## [Short problem]
Using the entries that follow, collect the lines where the word "направленные" appears.

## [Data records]
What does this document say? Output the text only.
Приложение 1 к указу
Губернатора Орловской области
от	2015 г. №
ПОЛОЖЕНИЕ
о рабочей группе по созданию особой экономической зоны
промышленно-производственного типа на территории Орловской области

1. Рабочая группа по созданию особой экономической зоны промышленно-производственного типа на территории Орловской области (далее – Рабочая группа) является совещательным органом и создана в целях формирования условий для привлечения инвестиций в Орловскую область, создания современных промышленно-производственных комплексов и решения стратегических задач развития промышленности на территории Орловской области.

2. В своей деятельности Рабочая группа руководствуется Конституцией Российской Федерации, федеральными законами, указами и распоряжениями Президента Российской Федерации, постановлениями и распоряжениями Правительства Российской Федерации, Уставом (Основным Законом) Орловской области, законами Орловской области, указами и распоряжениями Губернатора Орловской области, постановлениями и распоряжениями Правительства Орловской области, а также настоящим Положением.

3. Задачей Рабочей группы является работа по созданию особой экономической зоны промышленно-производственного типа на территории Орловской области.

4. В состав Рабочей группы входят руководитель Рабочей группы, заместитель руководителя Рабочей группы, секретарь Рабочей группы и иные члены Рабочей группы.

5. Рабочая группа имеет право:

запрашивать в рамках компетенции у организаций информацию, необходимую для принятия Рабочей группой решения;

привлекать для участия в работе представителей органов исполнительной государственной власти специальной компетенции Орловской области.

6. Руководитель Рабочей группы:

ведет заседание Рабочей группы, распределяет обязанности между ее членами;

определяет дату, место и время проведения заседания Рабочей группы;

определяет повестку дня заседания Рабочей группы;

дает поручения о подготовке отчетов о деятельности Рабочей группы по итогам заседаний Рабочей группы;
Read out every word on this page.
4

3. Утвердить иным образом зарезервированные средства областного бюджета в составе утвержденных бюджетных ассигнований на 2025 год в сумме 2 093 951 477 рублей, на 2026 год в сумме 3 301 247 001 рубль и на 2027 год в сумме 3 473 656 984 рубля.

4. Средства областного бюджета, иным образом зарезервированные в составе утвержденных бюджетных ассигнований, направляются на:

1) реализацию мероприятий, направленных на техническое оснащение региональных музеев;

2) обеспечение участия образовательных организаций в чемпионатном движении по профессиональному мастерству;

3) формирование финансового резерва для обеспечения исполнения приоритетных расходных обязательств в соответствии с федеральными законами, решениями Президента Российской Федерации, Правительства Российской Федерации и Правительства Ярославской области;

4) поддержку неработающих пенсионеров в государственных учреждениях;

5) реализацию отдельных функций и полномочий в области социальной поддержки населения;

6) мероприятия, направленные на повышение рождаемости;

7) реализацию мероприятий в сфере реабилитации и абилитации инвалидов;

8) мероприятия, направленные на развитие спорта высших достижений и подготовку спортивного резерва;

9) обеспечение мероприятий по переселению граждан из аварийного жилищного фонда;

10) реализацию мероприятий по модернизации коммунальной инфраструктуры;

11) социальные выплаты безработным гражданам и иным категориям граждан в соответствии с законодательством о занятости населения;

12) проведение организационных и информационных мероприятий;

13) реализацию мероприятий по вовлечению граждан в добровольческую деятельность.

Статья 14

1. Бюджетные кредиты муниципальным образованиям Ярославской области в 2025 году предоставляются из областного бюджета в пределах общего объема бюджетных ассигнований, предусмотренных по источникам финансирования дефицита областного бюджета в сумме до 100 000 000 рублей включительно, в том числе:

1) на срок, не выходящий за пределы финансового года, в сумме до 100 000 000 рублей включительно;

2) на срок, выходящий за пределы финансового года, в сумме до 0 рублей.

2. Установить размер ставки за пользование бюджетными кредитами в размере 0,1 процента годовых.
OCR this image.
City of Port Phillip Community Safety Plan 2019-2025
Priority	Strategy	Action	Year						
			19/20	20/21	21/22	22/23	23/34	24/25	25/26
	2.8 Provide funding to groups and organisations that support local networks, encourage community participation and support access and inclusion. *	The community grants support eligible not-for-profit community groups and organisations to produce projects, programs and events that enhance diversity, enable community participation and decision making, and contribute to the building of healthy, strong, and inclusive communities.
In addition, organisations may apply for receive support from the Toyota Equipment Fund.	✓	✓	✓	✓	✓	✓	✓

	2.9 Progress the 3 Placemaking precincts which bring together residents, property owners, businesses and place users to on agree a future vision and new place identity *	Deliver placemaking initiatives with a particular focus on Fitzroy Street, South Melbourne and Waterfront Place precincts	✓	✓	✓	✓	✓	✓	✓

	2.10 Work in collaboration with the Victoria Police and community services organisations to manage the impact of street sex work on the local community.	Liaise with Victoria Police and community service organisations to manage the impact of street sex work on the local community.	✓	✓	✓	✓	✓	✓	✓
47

## [The completed task]
6) мероприятия, направленные на повышение рождаемости;
8) мероприятия, направленные на развитие спорта высших достижений и подготовку спортивного резерва;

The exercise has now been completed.